富士通が経済安全保障の強化と「ソブリンAI(データやインフラの主権を自国で確保するAI)」の確立に向けて開発を進めている「次世代AI推論専用チップ(NPU)」およびその戦略が話題になぅている。
米中のテック企業が半導体市場を寡占する中、富士通は「設計から製造、サーバー構築までを日本国内で完結させる」という極めて重要な国家レベルのサプライチェーン構築に動いている。
次世代AI推論チップ(NPU)の概要
富士通が開発するNPU(Neural Processing Unit)は、生成AIなどの「推論(運用・実行)」処理に特化した専用半導体だ。
• 最先端1.4ナノメートル(nm)プロセスの採用:世界最先端となる1.4nm世代の微細化技術を採用し、圧倒的な処理速度と劇的な省電力性の両立を目指している。
• 純国産サプライチェーン(ラピダスへの製造委託):この1.4nm NPUの製造は、北海道千歳市に最先端工場を建設しているラピダス(Rapidus)へ委託することが発表されている。設計(富士通)から製造(ラピダス)までを国内で完結させる体制となる。

• 投資規模: 開発・製造に向け、総額約580億円(うち経済産業省が政府補助金として多額を支援)が投じられる巨大プロジェクトとなっている。
なぜ「推論専用(NPU)」なのか?

» **担当課題**
富士通のNPUに関する本文について、次の問いに答えよ。
1. このNPUの製造を委託される企業はどこか。
2. このNPUが採用するのは何ナノメートル世代のプロセスか。
3. 開発・製造に投じられる総額はおよそいくらか。
本文に書かれている内容だけを手がかりにしてください。

» **表示された行**
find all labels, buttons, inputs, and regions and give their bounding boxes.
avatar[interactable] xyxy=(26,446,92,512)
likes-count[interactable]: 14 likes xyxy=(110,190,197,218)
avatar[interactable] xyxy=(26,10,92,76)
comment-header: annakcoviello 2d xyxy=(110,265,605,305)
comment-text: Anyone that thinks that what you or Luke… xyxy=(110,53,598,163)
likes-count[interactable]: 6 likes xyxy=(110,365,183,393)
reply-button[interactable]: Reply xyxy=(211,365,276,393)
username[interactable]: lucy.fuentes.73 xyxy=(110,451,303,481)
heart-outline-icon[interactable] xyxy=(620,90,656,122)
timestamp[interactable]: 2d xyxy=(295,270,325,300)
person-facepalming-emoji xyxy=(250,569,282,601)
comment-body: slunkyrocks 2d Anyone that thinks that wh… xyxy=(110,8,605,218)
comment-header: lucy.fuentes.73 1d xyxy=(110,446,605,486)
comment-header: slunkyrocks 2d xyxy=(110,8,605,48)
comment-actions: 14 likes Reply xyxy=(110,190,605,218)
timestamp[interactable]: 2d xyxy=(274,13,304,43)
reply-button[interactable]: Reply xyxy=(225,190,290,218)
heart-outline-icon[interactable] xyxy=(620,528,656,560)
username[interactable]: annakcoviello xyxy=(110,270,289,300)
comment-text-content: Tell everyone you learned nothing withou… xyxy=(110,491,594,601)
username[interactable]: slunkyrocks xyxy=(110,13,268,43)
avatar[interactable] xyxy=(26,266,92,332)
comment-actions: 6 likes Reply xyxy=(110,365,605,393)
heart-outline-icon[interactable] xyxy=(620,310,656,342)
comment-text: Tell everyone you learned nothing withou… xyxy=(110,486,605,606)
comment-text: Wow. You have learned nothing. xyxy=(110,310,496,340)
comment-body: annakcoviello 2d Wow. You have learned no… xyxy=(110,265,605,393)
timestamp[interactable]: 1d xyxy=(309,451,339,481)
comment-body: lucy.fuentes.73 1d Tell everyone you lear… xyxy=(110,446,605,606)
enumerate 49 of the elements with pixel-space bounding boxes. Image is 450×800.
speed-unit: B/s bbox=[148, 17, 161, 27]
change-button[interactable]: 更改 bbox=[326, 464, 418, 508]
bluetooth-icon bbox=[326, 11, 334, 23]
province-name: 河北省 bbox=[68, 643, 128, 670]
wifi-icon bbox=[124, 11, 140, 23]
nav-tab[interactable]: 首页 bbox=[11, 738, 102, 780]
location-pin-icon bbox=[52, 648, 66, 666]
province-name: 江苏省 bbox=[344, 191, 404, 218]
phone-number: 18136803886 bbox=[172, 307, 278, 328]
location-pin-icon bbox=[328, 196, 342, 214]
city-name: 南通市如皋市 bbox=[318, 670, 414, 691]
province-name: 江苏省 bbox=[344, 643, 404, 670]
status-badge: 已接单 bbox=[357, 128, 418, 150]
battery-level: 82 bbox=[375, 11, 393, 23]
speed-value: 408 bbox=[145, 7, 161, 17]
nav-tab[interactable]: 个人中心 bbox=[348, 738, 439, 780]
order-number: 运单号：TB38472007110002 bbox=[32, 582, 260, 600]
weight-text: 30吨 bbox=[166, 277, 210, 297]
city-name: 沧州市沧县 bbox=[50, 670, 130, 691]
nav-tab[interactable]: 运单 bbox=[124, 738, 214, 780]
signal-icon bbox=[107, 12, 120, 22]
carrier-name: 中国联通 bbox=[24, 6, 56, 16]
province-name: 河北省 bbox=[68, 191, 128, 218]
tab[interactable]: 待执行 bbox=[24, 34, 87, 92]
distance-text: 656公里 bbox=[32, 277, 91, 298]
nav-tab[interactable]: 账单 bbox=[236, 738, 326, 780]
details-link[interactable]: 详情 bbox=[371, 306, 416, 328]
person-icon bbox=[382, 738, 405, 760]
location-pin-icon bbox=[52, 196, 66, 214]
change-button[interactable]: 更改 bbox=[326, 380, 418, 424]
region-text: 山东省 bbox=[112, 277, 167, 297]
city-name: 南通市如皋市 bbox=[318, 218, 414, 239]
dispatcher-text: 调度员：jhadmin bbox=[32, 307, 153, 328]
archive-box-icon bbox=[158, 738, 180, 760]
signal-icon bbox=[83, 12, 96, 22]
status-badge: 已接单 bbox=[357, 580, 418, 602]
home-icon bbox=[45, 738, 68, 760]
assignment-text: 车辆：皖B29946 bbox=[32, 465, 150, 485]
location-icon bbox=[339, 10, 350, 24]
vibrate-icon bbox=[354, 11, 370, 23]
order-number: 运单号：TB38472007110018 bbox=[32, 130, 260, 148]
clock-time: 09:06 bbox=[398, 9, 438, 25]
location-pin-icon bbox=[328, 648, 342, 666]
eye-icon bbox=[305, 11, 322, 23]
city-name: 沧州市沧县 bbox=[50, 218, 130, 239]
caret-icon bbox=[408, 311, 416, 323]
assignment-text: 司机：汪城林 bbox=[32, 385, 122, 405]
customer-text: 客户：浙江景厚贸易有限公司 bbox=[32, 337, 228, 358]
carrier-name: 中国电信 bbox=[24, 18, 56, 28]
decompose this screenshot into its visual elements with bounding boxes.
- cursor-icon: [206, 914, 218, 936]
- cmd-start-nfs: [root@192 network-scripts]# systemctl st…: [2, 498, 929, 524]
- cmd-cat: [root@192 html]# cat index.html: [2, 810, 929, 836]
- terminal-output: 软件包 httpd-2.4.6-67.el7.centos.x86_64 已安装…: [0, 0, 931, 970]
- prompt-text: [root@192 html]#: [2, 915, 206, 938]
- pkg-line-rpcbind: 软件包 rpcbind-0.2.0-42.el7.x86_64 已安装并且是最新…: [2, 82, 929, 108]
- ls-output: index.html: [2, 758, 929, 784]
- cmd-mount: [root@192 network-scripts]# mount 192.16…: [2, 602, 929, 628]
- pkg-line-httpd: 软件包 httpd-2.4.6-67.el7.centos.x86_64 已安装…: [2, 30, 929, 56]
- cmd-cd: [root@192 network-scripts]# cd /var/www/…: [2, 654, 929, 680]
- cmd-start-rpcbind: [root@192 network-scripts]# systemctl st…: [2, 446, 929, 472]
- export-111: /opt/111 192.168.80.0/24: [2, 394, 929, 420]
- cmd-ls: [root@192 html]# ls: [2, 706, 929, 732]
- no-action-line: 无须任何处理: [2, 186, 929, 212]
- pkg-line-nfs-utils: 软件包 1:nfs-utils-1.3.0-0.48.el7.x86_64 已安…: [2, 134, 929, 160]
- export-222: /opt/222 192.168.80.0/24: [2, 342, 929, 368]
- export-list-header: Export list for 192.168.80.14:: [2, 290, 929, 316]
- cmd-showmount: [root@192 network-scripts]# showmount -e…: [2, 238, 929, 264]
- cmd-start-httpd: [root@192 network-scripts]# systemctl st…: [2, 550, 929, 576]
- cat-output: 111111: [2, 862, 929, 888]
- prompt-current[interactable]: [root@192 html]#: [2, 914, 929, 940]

» **解答欄**
1. ラピダス(Rapidus)
2. 1.4nm世代
3. 約580億円